Aim
Copy the records below word for word, beginning at their first line and ending with the line that contains "title-banner: NONFARM BUSINESS".

Provided records
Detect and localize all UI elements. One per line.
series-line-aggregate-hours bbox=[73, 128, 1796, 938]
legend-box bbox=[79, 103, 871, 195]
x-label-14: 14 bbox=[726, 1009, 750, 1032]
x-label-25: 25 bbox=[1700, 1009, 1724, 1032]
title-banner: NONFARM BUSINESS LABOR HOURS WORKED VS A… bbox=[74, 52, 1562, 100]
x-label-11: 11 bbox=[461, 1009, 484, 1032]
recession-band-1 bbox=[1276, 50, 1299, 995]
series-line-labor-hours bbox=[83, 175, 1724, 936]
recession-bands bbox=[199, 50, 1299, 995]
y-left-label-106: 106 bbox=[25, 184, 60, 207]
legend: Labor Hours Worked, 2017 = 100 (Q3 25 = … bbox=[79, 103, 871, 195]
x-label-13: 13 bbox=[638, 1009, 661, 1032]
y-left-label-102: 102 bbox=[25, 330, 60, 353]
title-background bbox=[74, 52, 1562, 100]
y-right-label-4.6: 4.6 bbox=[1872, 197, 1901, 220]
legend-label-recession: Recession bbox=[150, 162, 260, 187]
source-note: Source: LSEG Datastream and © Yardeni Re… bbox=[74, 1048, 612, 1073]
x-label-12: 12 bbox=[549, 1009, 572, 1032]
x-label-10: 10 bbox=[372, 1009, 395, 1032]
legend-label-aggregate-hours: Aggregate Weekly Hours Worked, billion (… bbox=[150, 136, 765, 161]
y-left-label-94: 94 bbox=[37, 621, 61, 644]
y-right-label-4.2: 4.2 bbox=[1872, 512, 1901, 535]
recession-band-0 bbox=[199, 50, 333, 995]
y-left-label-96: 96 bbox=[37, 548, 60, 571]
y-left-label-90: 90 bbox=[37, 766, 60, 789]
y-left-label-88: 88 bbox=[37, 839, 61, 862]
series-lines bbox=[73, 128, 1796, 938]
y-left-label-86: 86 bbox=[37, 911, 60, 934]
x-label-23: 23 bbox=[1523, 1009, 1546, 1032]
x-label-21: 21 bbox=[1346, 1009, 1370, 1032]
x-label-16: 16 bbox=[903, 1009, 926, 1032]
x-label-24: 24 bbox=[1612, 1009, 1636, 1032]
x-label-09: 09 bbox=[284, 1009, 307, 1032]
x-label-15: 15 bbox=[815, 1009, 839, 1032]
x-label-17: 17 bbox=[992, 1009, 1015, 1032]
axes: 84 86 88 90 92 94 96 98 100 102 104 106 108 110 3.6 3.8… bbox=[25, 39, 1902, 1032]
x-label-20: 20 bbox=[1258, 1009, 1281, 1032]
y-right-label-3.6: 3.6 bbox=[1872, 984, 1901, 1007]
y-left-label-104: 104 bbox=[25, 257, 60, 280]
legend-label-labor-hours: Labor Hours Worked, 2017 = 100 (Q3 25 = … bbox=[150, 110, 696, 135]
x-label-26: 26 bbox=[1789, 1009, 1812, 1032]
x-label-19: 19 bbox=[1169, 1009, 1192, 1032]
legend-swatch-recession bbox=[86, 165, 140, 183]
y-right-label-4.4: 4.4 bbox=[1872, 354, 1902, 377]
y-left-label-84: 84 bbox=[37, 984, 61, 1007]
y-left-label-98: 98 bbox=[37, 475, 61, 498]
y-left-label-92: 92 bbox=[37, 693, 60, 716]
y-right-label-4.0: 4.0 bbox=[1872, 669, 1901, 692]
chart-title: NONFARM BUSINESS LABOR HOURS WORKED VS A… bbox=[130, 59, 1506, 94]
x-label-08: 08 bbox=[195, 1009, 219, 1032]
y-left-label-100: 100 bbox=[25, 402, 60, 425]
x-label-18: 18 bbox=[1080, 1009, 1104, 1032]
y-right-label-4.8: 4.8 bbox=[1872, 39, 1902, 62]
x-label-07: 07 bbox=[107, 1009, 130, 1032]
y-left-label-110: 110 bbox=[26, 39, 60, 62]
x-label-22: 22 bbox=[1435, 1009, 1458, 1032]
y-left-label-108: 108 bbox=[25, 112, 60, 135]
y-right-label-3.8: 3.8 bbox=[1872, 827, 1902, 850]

Result of the task
Detect and localize all UI elements. One per line.
series-line-aggregate-hours bbox=[73, 128, 1796, 938]
legend-box bbox=[79, 103, 871, 195]
x-label-14: 14 bbox=[726, 1009, 750, 1032]
x-label-25: 25 bbox=[1700, 1009, 1724, 1032]
title-banner: NONFARM BUSINESS LABOR HOURS WORKED VS A… bbox=[74, 52, 1562, 100]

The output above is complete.